[begin GIVEN DATA]

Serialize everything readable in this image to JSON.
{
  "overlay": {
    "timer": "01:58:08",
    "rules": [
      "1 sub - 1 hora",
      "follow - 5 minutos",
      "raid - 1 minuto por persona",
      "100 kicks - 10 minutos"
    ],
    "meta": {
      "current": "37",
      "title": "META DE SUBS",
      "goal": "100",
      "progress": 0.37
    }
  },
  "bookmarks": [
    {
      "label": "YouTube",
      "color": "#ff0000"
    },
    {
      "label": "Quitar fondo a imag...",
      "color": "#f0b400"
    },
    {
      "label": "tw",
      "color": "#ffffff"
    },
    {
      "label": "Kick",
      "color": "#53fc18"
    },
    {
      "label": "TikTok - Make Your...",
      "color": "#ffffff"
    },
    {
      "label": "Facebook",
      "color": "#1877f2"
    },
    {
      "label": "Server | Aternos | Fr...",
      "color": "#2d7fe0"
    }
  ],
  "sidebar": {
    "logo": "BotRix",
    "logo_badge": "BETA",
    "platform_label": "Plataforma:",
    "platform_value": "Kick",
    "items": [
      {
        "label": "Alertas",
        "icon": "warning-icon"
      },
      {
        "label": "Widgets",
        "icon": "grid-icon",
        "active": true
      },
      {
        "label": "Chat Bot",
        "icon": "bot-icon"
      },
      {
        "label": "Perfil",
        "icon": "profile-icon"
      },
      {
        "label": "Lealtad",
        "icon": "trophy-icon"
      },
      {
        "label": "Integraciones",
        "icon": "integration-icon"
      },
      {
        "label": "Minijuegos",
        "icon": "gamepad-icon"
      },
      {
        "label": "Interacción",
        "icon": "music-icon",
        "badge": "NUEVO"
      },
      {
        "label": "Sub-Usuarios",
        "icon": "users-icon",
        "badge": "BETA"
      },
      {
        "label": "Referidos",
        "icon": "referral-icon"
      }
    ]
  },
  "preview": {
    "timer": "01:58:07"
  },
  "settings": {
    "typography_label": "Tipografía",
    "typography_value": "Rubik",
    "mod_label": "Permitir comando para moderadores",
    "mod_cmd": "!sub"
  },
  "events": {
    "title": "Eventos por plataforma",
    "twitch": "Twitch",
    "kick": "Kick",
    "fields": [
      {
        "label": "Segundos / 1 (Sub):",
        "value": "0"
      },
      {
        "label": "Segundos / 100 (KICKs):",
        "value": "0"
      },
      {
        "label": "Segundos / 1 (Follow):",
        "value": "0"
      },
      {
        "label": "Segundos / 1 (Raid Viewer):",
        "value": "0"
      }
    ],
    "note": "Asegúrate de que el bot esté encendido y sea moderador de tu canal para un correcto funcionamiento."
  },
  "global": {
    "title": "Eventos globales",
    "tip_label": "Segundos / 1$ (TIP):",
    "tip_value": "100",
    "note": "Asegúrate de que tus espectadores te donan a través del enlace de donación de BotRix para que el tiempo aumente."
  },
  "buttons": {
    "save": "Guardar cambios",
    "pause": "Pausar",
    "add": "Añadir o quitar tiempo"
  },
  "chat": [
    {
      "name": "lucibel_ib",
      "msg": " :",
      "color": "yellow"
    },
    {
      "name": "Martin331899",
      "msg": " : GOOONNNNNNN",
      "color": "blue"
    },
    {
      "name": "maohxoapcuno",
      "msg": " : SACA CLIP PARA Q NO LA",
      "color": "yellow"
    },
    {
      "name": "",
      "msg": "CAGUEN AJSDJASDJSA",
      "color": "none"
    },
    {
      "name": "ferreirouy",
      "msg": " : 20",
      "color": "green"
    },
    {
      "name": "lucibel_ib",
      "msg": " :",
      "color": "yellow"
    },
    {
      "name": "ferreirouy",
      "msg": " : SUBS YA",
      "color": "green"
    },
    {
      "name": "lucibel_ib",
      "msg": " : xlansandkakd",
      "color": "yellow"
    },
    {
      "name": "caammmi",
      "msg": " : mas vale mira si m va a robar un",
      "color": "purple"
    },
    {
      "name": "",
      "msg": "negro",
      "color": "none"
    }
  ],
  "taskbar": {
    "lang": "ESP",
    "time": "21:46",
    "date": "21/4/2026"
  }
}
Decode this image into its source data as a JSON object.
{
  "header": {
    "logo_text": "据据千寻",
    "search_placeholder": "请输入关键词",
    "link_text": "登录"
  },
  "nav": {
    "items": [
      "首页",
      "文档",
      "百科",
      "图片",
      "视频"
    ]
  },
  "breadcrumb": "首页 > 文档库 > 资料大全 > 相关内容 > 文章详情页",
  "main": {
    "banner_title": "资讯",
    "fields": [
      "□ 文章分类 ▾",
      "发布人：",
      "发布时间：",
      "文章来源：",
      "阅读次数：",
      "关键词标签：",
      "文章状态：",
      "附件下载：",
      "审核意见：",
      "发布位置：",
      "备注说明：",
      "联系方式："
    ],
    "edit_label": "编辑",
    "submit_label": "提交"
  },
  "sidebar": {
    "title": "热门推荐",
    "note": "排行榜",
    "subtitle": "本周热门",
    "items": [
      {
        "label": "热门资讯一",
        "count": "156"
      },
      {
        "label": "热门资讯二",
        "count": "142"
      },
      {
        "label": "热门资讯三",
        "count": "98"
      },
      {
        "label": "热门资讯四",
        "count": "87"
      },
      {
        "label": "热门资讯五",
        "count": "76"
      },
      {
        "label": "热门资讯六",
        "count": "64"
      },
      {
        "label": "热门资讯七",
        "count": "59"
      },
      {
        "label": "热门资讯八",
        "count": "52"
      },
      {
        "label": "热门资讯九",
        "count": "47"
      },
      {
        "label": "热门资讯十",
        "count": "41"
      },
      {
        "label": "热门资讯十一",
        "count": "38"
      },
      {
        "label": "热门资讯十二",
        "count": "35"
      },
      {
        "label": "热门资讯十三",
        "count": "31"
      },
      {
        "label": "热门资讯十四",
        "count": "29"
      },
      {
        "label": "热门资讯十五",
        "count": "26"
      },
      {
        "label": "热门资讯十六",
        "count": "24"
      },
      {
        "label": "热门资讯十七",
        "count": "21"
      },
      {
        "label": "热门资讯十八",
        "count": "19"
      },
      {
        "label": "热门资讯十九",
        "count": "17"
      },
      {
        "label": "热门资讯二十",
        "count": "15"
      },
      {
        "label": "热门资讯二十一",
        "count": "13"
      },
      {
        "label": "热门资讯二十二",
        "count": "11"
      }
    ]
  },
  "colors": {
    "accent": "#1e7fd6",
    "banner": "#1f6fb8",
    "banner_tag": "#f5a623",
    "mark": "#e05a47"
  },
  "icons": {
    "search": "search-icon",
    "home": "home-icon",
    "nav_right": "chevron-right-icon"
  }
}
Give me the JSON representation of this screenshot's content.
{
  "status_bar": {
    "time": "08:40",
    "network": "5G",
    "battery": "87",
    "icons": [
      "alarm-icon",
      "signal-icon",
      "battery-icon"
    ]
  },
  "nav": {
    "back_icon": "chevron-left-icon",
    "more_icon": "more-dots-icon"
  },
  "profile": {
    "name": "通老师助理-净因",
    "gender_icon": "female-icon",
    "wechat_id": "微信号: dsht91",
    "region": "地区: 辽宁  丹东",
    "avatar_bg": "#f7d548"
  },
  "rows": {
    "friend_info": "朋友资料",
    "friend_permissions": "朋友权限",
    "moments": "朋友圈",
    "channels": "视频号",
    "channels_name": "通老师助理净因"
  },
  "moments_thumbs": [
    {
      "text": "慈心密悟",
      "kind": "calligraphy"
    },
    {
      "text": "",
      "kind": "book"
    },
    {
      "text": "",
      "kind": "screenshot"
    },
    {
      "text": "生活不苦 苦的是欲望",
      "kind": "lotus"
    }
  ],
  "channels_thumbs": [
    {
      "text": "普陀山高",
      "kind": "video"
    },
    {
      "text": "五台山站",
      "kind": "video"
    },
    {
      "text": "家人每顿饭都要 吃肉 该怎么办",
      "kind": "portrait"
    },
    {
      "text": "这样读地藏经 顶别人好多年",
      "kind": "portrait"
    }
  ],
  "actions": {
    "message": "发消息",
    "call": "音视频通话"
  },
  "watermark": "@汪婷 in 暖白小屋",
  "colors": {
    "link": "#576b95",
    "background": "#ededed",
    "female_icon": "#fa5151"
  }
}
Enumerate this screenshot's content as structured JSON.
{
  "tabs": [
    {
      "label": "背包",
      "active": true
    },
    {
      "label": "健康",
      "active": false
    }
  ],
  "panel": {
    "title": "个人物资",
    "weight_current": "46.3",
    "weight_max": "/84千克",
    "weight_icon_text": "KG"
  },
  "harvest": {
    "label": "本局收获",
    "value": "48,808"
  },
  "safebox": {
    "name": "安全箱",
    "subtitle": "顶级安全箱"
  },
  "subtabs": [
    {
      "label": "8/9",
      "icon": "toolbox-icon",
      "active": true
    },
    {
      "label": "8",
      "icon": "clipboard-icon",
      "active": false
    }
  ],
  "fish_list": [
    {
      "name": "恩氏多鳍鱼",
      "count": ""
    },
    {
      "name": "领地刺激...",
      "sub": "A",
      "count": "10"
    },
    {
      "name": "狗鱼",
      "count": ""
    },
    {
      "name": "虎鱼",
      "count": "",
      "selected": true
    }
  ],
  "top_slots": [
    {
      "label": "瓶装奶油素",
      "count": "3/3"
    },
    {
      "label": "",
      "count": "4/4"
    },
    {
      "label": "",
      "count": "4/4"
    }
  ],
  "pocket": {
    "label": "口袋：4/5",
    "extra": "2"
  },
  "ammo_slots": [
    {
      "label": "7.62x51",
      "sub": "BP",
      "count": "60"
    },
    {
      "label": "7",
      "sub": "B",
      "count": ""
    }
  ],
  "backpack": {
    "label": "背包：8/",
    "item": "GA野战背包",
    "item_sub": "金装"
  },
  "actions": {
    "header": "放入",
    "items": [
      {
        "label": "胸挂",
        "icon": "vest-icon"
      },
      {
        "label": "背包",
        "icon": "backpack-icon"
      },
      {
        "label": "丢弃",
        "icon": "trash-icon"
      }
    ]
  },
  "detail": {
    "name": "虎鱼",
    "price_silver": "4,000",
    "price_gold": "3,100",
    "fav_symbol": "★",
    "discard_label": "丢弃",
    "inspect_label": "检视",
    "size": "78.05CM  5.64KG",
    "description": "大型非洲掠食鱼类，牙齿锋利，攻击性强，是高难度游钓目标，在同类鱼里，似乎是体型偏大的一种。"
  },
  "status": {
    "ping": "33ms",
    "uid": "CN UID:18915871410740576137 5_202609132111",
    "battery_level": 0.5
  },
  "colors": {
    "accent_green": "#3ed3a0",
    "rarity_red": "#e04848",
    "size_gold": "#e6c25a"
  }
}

[end GIVEN DATA]

§ WORK INSTRUCTIONS: Show all lines from the data above in which the word "Asegúrate" appears.

§ CORRECT OUTPUT:
    "note": "Asegúrate de que el bot esté encendido y sea moderador de tu canal para un correcto funcionamiento."
    "note": "Asegúrate de que tus espectadores te donan a través del enlace de donación de BotRix para que el tiempo aumente."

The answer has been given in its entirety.